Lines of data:
Start

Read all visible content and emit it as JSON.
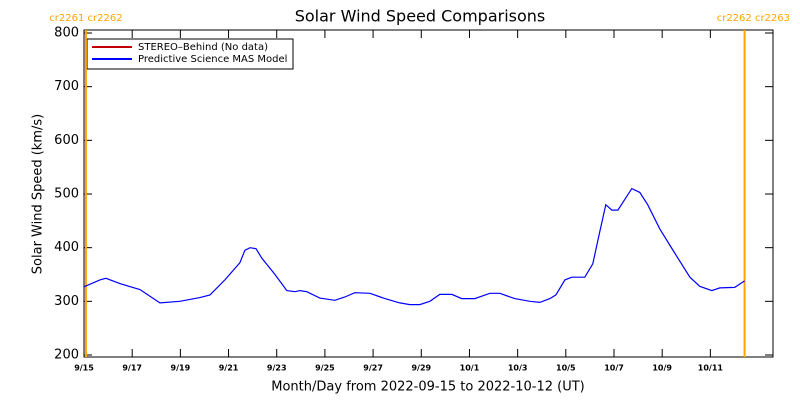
{
  "chart_data": {
    "type": "line",
    "title": "Solar Wind Speed Comparisons",
    "xlabel": "Month/Day from 2022-09-15 to 2022-10-12 (UT)",
    "ylabel": "Solar Wind Speed (km/s)",
    "xlim": [
      0,
      28.6
    ],
    "ylim": [
      200,
      800
    ],
    "yticks": [
      200,
      300,
      400,
      500,
      600,
      700,
      800
    ],
    "xticks": [
      {
        "value": 0,
        "label": "9/15"
      },
      {
        "value": 2,
        "label": "9/17"
      },
      {
        "value": 4,
        "label": "9/19"
      },
      {
        "value": 6,
        "label": "9/21"
      },
      {
        "value": 8,
        "label": "9/23"
      },
      {
        "value": 10,
        "label": "9/25"
      },
      {
        "value": 12,
        "label": "9/27"
      },
      {
        "value": 14,
        "label": "9/29"
      },
      {
        "value": 16,
        "label": "10/1"
      },
      {
        "value": 18,
        "label": "10/3"
      },
      {
        "value": 20,
        "label": "10/5"
      },
      {
        "value": 22,
        "label": "10/7"
      },
      {
        "value": 24,
        "label": "10/9"
      },
      {
        "value": 26,
        "label": "10/11"
      }
    ],
    "markers": [
      {
        "x": 0.08,
        "label": "cr2261 cr2262",
        "color": "#ffa500"
      },
      {
        "x": 27.42,
        "label": "cr2262 cr2263",
        "color": "#ffa500"
      }
    ],
    "series": [
      {
        "name": "STEREO–Behind (No data)",
        "color": "#c00000",
        "x": [],
        "values": []
      },
      {
        "name": "Predictive Science MAS Model",
        "color": "#0000ff",
        "x": [
          0,
          0.66,
          0.91,
          1.49,
          2.32,
          3.15,
          3.98,
          4.81,
          5.23,
          5.85,
          6.47,
          6.68,
          6.89,
          7.14,
          7.39,
          7.93,
          8.42,
          8.76,
          8.96,
          9.25,
          9.79,
          10.41,
          10.83,
          11.24,
          11.87,
          12.49,
          13.11,
          13.53,
          13.94,
          14.36,
          14.77,
          15.27,
          15.68,
          16.22,
          16.85,
          17.26,
          17.88,
          18.51,
          18.92,
          19.34,
          19.59,
          19.96,
          20.25,
          20.79,
          21.12,
          21.41,
          21.66,
          21.91,
          22.16,
          22.45,
          22.74,
          23.07,
          23.4,
          23.9,
          24.52,
          25.15,
          25.56,
          26.06,
          26.39,
          27.01,
          27.42
        ],
        "values": [
          327,
          340,
          343,
          333,
          322,
          297,
          300,
          307,
          312,
          340,
          372,
          395,
          400,
          398,
          380,
          350,
          320,
          318,
          320,
          318,
          306,
          302,
          308,
          316,
          315,
          305,
          297,
          294,
          294,
          300,
          313,
          313,
          305,
          305,
          315,
          315,
          305,
          300,
          298,
          305,
          312,
          340,
          345,
          345,
          370,
          430,
          480,
          470,
          470,
          490,
          510,
          503,
          480,
          435,
          390,
          345,
          328,
          320,
          325,
          326,
          338
        ]
      }
    ]
  }
}
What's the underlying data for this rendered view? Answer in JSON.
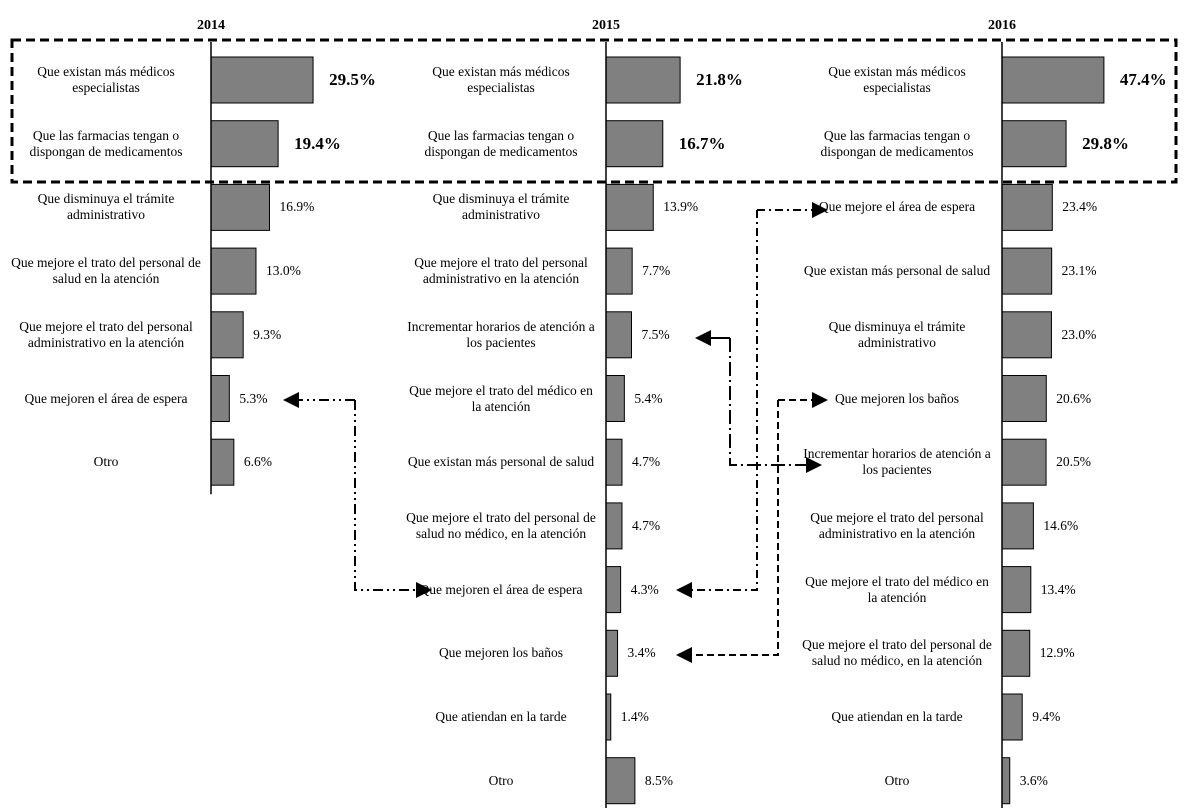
{
  "chart_data": [
    {
      "type": "bar",
      "title": "2014",
      "categories": [
        "Que existan más médicos especialistas",
        "Que las farmacias tengan o dispongan de medicamentos",
        "Que disminuya el trámite administrativo",
        "Que mejore el trato del personal de salud en la atención",
        "Que mejore el trato del personal administrativo en la atención",
        "Que mejoren el área de espera",
        "Otro"
      ],
      "values": [
        29.5,
        19.4,
        16.9,
        13.0,
        9.3,
        5.3,
        6.6
      ],
      "value_labels": [
        "29.5%",
        "19.4%",
        "16.9%",
        "13.0%",
        "9.3%",
        "5.3%",
        "6.6%"
      ],
      "color": "#808080"
    },
    {
      "type": "bar",
      "title": "2015",
      "categories": [
        "Que existan más médicos especialistas",
        "Que las farmacias tengan o dispongan de medicamentos",
        "Que disminuya el trámite administrativo",
        "Que mejore el trato del personal administrativo en la atención",
        "Incrementar horarios de atención a los pacientes",
        "Que mejore el trato del médico en la atención",
        "Que existan más personal de salud",
        "Que mejore el trato del personal de salud no médico, en la atención",
        "Que mejoren el área de espera",
        "Que mejoren los baños",
        "Que atiendan en la tarde",
        "Otro"
      ],
      "values": [
        21.8,
        16.7,
        13.9,
        7.7,
        7.5,
        5.4,
        4.7,
        4.7,
        4.3,
        3.4,
        1.4,
        8.5
      ],
      "value_labels": [
        "21.8%",
        "16.7%",
        "13.9%",
        "7.7%",
        "7.5%",
        "5.4%",
        "4.7%",
        "4.7%",
        "4.3%",
        "3.4%",
        "1.4%",
        "8.5%"
      ],
      "color": "#808080"
    },
    {
      "type": "bar",
      "title": "2016",
      "categories": [
        "Que existan más médicos especialistas",
        "Que las farmacias tengan o dispongan de medicamentos",
        "Que mejore el área de espera",
        "Que existan más personal de salud",
        "Que disminuya el trámite administrativo",
        "Que mejoren los baños",
        "Incrementar horarios de atención a los pacientes",
        "Que mejore el trato del personal administrativo en la atención",
        "Que mejore el trato del médico en la atención",
        "Que mejore el trato del personal de salud no médico, en la atención",
        "Que atiendan en la tarde",
        "Otro"
      ],
      "values": [
        47.4,
        29.8,
        23.4,
        23.1,
        23.0,
        20.6,
        20.5,
        14.6,
        13.4,
        12.9,
        9.4,
        3.6
      ],
      "value_labels": [
        "47.4%",
        "29.8%",
        "23.4%",
        "23.1%",
        "23.0%",
        "20.6%",
        "20.5%",
        "14.6%",
        "13.4%",
        "12.9%",
        "9.4%",
        "3.6%"
      ],
      "color": "#808080"
    }
  ]
}
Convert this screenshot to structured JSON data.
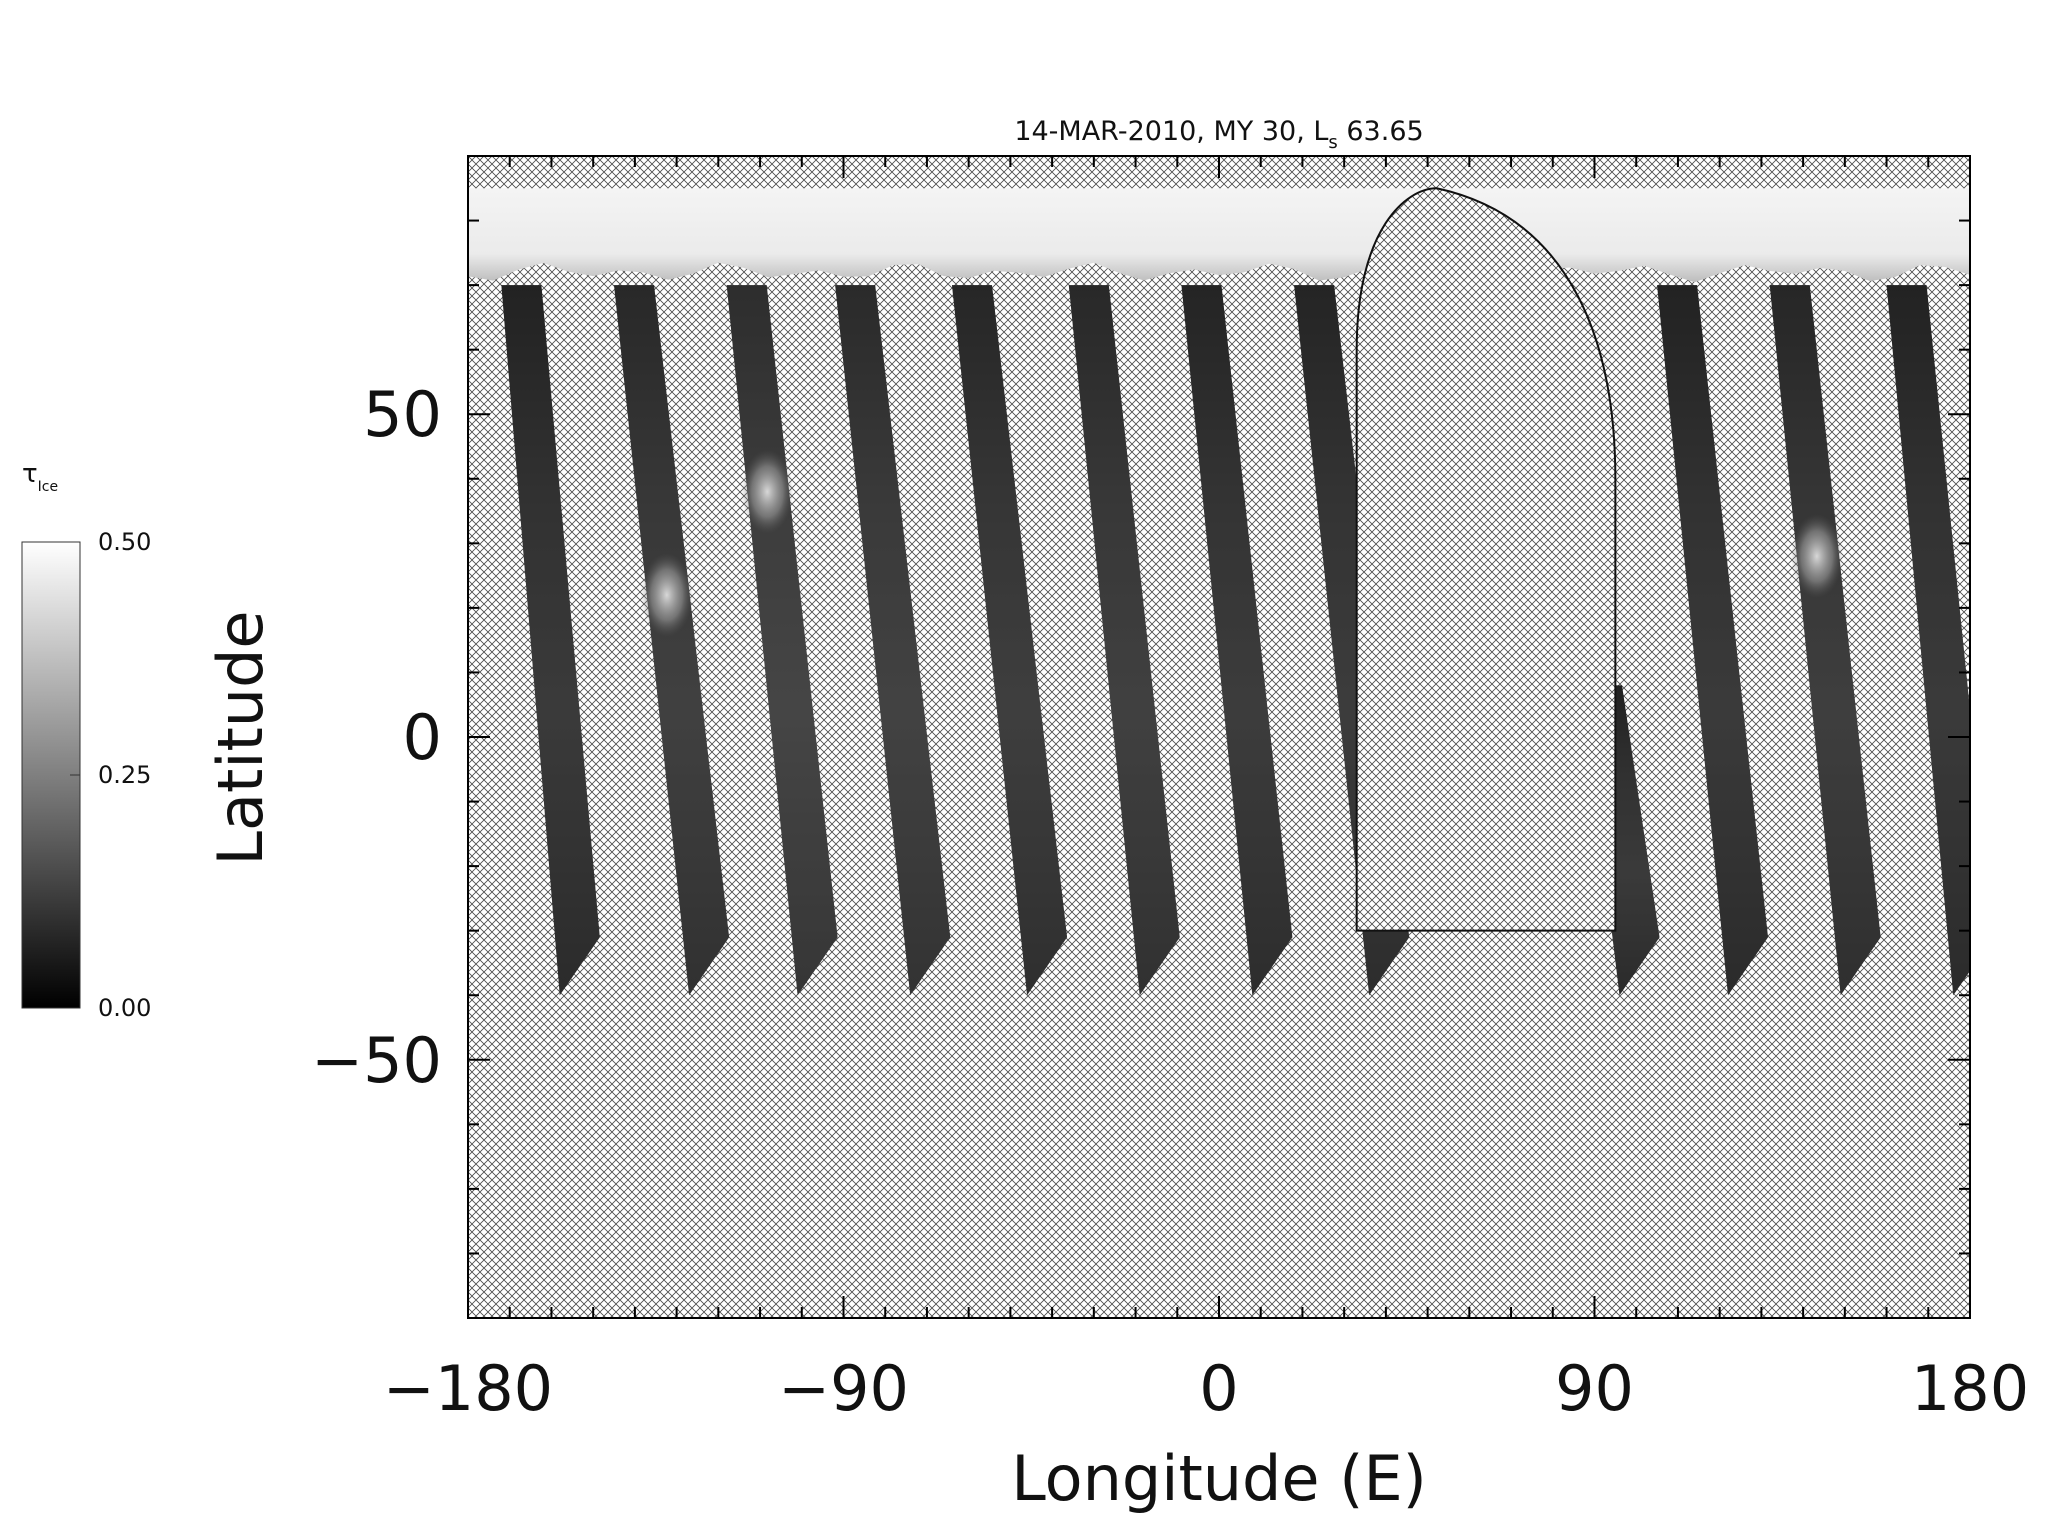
{
  "chart_data": {
    "type": "heatmap",
    "title": "14-MAR-2010, MY 30,  L",
    "title_subscript": "s",
    "title_suffix": " 63.65",
    "xlabel": "Longitude (E)",
    "ylabel": "Latitude",
    "xlim": [
      -180,
      180
    ],
    "ylim": [
      -90,
      90
    ],
    "xticks": [
      -180,
      -90,
      0,
      90,
      180
    ],
    "xtick_labels": [
      "−180",
      "−90",
      "0",
      "90",
      "180"
    ],
    "yticks": [
      -50,
      0,
      50
    ],
    "ytick_labels": [
      "−50",
      "0",
      "50"
    ],
    "xminor_step": 10,
    "yminor_step": 10,
    "colorbar": {
      "label": "τ",
      "label_subscript": "Ice",
      "min": 0.0,
      "max": 0.5,
      "ticks": [
        0.0,
        0.25,
        0.5
      ],
      "tick_labels": [
        "0.00",
        "0.25",
        "0.50"
      ],
      "colormap": "grayscale"
    },
    "no_data_pattern": "crosshatch",
    "north_polar_cap": {
      "lat_bottom": 72,
      "lat_top": 85,
      "tau_ice": 0.5
    },
    "swaths": [
      {
        "lon_top": -172,
        "lon_bottom": -158,
        "lat_top": 70,
        "lat_bottom": -40,
        "mean_tau": 0.12
      },
      {
        "lon_top": -145,
        "lon_bottom": -127,
        "lat_top": 70,
        "lat_bottom": -40,
        "mean_tau": 0.15,
        "bright_feature": {
          "lat": 22,
          "tau": 0.4
        }
      },
      {
        "lon_top": -118,
        "lon_bottom": -101,
        "lat_top": 70,
        "lat_bottom": -40,
        "mean_tau": 0.18,
        "bright_feature": {
          "lat": 38,
          "tau": 0.4
        }
      },
      {
        "lon_top": -92,
        "lon_bottom": -74,
        "lat_top": 70,
        "lat_bottom": -40,
        "mean_tau": 0.16
      },
      {
        "lon_top": -64,
        "lon_bottom": -46,
        "lat_top": 70,
        "lat_bottom": -40,
        "mean_tau": 0.14
      },
      {
        "lon_top": -36,
        "lon_bottom": -19,
        "lat_top": 70,
        "lat_bottom": -40,
        "mean_tau": 0.15
      },
      {
        "lon_top": -9,
        "lon_bottom": 8,
        "lat_top": 70,
        "lat_bottom": -40,
        "mean_tau": 0.13
      },
      {
        "lon_top": 18,
        "lon_bottom": 36,
        "lat_top": 70,
        "lat_bottom": -40,
        "mean_tau": 0.13
      },
      {
        "lon_top": 87,
        "lon_bottom": 96,
        "lat_top": 8,
        "lat_bottom": -40,
        "mean_tau": 0.12
      },
      {
        "lon_top": 105,
        "lon_bottom": 122,
        "lat_top": 70,
        "lat_bottom": -40,
        "mean_tau": 0.12
      },
      {
        "lon_top": 132,
        "lon_bottom": 149,
        "lat_top": 70,
        "lat_bottom": -40,
        "mean_tau": 0.14,
        "bright_feature": {
          "lat": 28,
          "tau": 0.35
        }
      },
      {
        "lon_top": 160,
        "lon_bottom": 176,
        "lat_top": 70,
        "lat_bottom": -40,
        "mean_tau": 0.12
      }
    ]
  }
}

End

(PROBLEM) Identify the lines that contain the string "name", and copy every one of them.

(EXERCISE SOLUTION)
        "name": "STEREO–Behind (No data)",
        "name": "Predictive Science MAS Model",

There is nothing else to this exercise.